• [STATED GOAL]:
Some lines in the listing below may include the string "para". How many are there? Give only the number.

• [SOURCE MATERIAL]:
──────────

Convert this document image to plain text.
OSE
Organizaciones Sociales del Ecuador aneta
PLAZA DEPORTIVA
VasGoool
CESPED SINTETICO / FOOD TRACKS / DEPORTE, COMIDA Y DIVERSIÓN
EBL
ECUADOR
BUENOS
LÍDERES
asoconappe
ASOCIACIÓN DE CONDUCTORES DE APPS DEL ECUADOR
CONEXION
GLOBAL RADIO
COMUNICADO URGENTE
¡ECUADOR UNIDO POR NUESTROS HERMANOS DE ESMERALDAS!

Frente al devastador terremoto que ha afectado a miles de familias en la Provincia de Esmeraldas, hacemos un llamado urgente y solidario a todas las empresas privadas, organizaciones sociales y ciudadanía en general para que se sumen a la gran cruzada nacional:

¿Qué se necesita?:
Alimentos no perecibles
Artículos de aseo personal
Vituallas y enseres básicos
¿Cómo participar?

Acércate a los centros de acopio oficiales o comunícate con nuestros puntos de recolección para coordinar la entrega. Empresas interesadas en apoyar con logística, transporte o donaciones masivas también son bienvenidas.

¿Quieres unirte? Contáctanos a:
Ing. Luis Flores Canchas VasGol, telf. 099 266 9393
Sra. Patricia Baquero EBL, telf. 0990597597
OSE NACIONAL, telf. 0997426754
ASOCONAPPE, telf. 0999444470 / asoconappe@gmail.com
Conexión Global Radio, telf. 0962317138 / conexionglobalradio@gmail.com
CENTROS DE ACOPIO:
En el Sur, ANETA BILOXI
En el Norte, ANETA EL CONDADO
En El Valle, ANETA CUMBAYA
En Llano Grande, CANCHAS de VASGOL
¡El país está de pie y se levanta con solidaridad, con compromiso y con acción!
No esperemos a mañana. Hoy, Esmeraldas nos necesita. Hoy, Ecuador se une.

──────────

• [RESULT]:
2